▶ [GIVEN DATA]
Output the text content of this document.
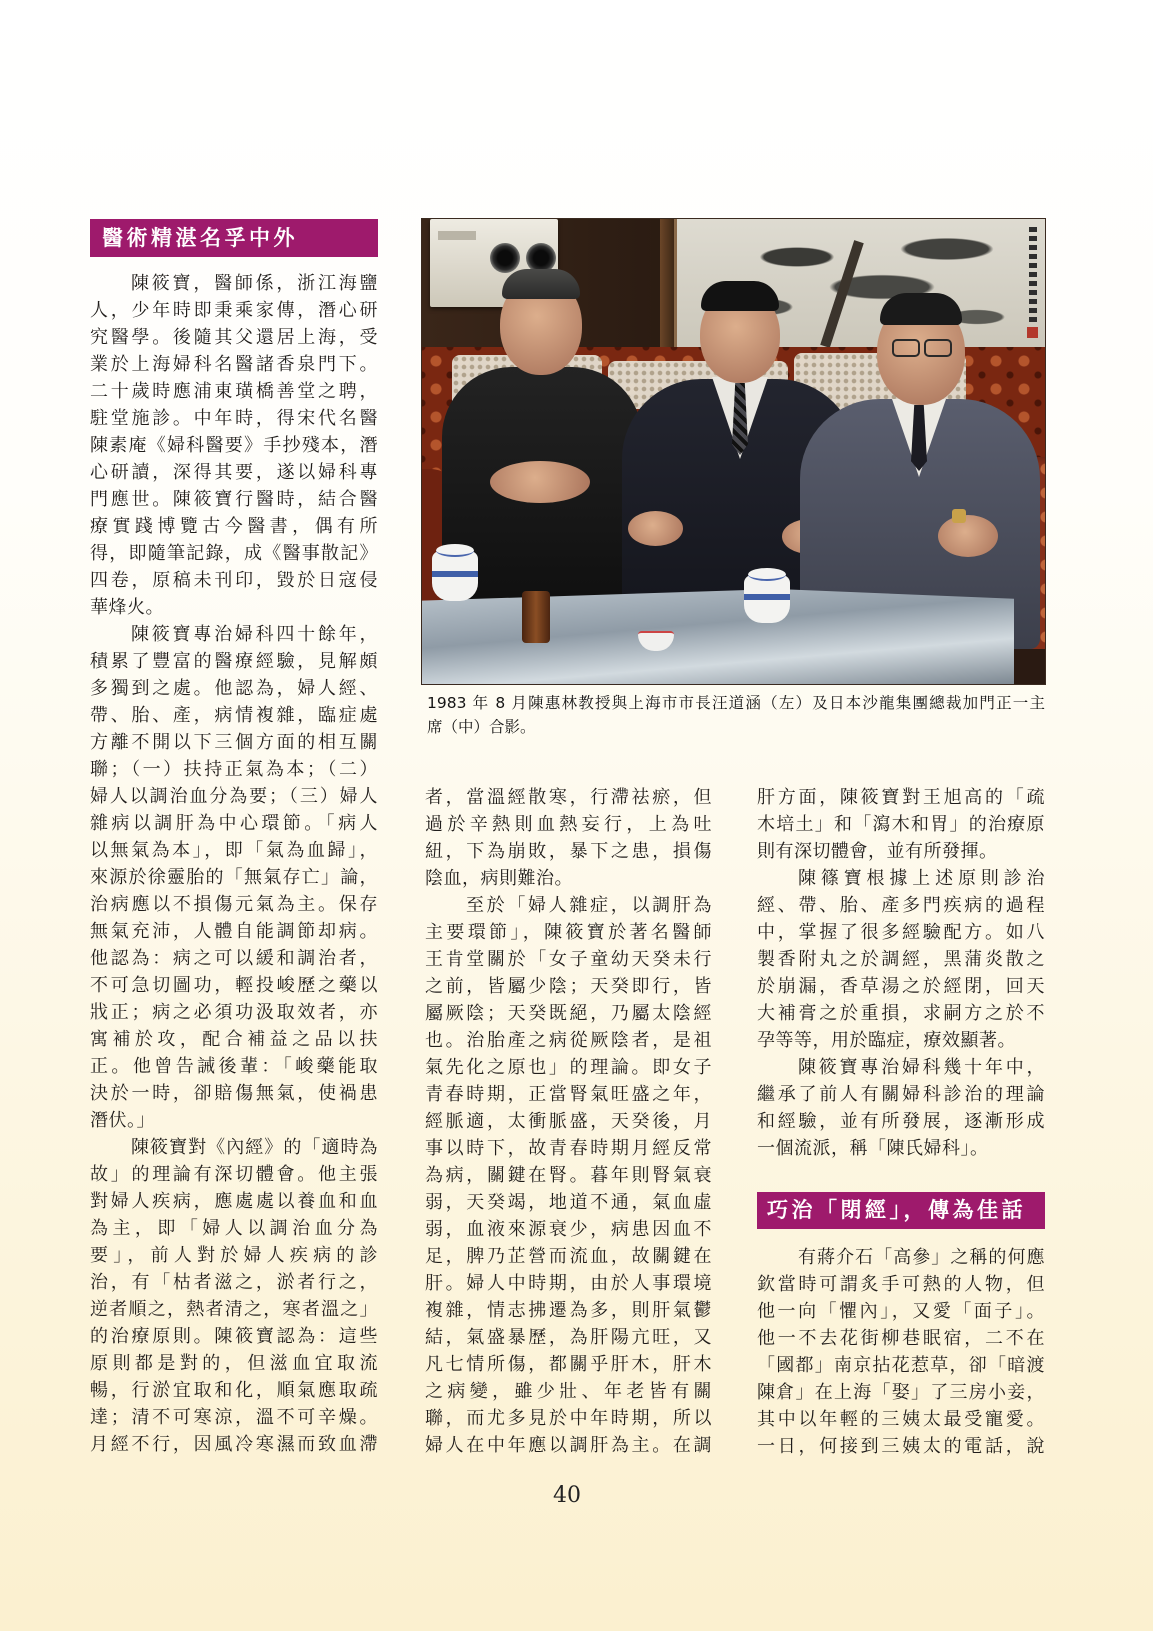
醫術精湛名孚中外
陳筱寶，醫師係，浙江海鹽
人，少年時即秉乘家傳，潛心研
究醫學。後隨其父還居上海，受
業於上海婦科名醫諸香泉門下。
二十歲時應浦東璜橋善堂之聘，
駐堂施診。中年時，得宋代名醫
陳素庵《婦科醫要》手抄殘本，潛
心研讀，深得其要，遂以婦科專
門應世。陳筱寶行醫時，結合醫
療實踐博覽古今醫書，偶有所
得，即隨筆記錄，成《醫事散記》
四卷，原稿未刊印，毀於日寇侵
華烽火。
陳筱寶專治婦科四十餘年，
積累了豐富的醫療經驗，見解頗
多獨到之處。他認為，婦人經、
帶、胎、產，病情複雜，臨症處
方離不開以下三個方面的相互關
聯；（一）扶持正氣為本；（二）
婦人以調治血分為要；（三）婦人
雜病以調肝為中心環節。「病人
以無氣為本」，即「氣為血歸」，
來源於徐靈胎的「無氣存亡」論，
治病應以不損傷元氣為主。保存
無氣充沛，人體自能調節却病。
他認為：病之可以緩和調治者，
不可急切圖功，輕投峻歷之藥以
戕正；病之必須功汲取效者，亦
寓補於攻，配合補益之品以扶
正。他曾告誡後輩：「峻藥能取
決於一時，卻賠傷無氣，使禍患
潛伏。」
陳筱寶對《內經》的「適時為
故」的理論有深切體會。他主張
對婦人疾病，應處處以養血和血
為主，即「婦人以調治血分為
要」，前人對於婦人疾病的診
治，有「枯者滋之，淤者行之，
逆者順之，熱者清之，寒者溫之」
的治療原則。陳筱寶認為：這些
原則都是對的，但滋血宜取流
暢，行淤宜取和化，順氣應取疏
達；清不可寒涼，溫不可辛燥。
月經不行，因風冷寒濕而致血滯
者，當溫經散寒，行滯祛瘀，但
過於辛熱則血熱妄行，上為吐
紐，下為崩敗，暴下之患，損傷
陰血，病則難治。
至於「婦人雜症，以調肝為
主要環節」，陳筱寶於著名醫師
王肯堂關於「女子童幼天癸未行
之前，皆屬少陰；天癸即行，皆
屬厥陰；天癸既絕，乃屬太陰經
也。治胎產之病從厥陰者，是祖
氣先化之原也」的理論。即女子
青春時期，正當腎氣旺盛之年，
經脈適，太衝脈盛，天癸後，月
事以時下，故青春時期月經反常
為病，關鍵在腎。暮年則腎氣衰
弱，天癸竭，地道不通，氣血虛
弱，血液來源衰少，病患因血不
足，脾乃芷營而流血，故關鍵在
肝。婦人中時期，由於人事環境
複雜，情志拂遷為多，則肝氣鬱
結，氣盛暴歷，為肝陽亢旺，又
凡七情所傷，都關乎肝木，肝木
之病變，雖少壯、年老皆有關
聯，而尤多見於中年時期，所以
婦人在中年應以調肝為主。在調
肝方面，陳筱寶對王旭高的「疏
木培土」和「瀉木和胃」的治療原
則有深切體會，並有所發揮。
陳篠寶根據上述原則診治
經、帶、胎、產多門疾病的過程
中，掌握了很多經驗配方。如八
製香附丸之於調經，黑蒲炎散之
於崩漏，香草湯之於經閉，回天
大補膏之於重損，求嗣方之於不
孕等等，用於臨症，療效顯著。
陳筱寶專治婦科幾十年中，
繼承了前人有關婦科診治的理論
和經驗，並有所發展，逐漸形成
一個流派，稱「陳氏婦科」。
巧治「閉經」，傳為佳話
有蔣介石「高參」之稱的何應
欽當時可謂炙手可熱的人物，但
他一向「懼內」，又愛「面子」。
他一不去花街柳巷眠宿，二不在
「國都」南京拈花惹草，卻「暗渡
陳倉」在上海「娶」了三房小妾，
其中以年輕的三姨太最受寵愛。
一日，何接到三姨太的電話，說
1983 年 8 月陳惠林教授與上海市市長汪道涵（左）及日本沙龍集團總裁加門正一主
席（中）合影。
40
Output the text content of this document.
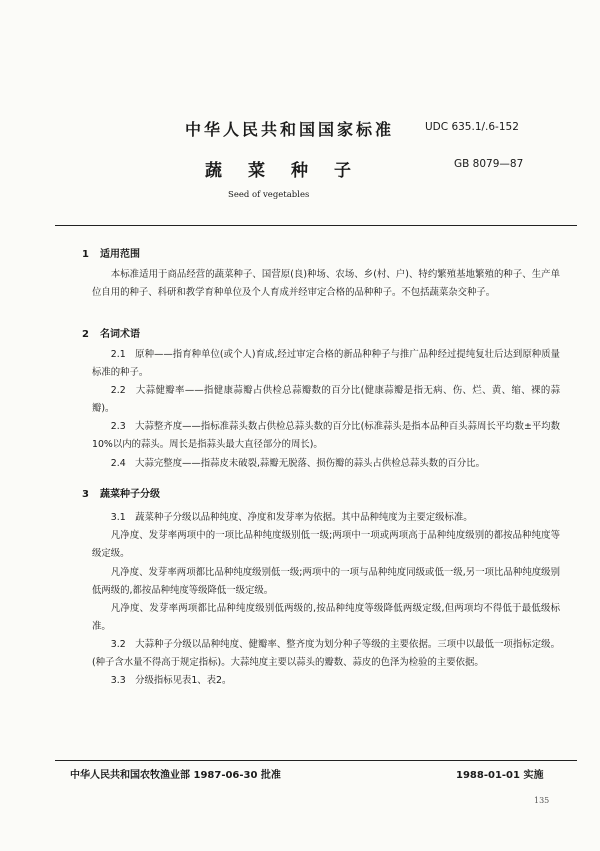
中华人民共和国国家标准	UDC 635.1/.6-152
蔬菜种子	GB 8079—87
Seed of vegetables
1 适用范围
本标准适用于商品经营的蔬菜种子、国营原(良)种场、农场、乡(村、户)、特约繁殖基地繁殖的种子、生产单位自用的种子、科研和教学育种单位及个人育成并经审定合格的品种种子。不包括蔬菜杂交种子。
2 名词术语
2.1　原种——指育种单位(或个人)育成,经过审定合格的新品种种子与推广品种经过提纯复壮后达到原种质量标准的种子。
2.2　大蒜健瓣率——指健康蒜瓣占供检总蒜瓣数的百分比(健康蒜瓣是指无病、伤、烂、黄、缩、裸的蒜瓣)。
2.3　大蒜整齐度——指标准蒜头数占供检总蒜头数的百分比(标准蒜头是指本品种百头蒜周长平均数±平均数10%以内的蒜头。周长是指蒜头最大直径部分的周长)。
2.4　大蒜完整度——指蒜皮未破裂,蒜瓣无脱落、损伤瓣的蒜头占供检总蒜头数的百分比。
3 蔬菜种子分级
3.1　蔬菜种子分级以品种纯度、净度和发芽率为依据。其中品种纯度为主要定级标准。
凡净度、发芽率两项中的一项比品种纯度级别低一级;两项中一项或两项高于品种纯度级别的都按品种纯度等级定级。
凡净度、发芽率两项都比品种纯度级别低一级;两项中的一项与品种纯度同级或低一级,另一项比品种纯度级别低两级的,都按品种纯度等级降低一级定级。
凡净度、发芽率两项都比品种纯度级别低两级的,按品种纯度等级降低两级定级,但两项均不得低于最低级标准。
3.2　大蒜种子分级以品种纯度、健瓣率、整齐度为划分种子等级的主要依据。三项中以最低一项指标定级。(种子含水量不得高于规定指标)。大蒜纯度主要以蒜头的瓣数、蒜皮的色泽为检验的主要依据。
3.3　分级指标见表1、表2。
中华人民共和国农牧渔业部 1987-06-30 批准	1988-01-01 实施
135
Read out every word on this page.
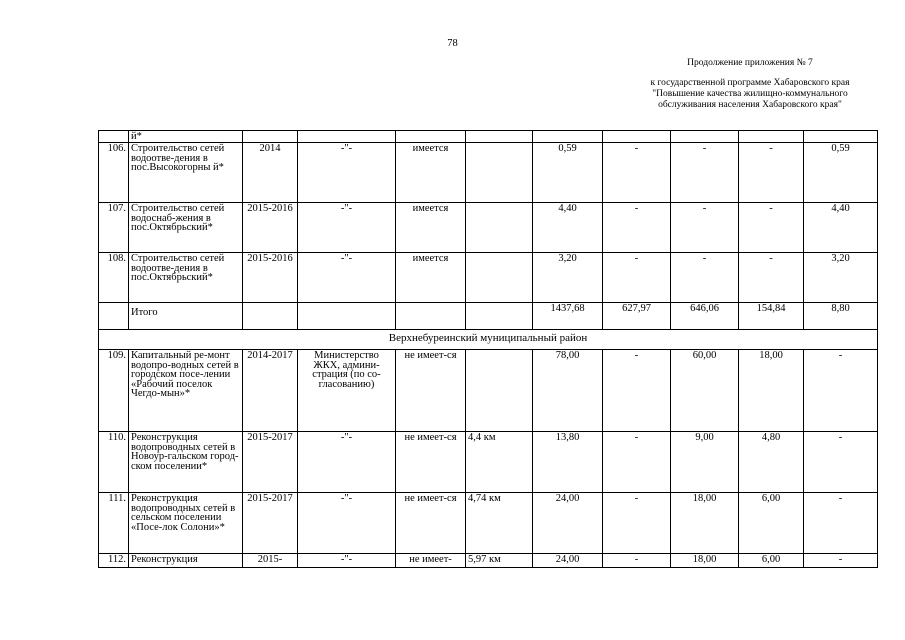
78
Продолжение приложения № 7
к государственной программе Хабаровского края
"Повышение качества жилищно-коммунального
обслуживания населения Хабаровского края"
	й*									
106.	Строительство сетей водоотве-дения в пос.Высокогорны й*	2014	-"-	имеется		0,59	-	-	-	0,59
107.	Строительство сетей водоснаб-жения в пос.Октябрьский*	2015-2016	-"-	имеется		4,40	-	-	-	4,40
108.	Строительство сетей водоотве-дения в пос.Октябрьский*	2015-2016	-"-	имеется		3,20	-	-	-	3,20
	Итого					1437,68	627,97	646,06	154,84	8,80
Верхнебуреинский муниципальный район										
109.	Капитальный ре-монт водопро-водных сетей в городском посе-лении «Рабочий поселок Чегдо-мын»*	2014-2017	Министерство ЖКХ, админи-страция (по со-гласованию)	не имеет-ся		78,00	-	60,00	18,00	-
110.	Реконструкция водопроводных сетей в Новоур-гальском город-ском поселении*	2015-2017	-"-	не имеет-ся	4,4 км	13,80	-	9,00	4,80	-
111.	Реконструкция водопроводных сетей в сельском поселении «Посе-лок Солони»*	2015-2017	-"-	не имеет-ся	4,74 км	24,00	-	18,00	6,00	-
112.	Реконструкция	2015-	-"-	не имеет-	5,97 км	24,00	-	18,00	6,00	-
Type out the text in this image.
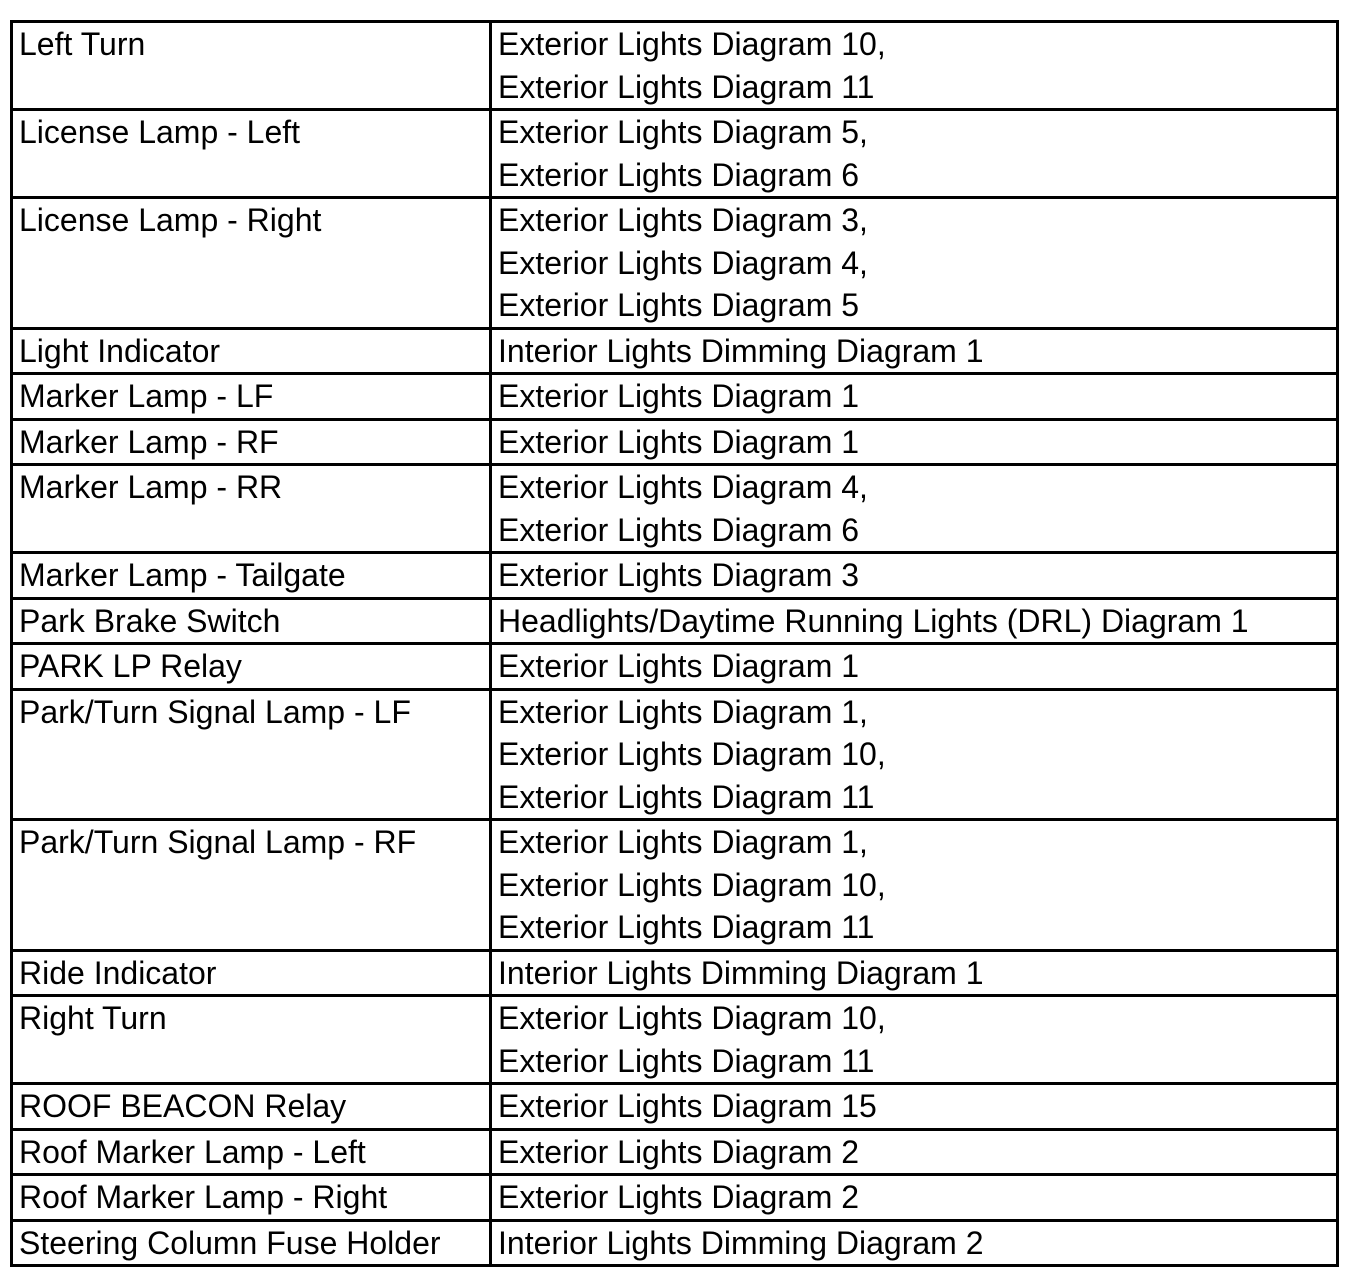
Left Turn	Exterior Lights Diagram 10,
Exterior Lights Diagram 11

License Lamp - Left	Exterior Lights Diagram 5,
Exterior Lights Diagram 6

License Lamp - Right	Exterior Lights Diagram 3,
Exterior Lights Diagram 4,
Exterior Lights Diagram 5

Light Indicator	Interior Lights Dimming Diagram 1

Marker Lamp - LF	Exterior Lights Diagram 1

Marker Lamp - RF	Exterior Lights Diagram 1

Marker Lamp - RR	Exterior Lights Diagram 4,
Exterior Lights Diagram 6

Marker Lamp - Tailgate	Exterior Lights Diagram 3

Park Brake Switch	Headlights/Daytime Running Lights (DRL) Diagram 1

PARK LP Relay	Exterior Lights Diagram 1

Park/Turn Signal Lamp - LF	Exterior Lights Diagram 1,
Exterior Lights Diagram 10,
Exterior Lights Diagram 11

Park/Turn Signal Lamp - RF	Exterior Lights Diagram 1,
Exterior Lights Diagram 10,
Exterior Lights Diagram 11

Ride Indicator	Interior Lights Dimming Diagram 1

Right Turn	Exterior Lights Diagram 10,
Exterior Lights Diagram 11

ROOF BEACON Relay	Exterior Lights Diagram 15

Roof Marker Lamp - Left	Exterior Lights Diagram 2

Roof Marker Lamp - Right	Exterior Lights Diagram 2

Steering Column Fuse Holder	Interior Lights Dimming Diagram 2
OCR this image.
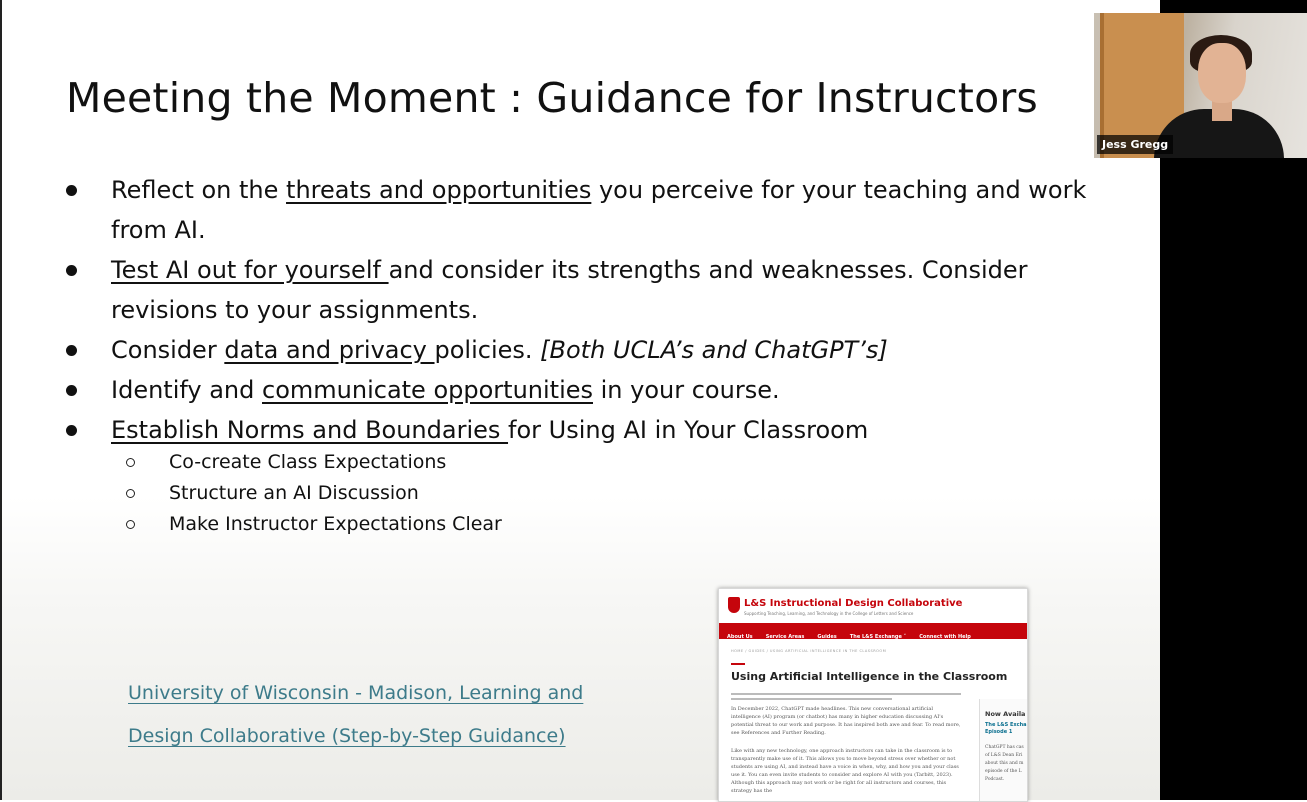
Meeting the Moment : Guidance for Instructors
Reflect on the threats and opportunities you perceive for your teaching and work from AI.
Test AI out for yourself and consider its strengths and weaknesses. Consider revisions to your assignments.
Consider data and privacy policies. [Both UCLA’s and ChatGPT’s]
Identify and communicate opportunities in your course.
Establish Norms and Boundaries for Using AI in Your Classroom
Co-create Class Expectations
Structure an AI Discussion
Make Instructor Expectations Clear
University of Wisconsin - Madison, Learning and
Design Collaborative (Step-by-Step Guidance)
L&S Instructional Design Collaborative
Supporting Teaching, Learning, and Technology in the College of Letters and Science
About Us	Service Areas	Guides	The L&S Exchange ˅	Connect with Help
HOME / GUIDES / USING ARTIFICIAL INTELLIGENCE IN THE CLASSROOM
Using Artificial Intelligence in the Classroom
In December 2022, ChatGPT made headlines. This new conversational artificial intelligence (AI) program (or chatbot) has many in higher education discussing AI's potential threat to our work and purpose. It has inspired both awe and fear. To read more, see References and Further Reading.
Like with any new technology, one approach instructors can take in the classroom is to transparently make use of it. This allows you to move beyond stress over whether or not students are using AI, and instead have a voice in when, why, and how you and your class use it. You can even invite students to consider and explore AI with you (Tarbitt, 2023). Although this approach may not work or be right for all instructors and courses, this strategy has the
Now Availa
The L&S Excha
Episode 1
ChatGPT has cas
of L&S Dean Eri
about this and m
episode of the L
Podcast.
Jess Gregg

▶ [GIVEN REQUEST]
Go through the lines above. Select every one that has the string "дения".

▶ [SOLUTION BELOW]
106.	Строительство сетей водоотве-дения в пос.Высокогорны й*	2014	-"-	имеется		0,59	-	-	-	0,59
108.	Строительство сетей водоотве-дения в пос.Октябрьский*	2015-2016	-"-	имеется		3,20	-	-	-	3,20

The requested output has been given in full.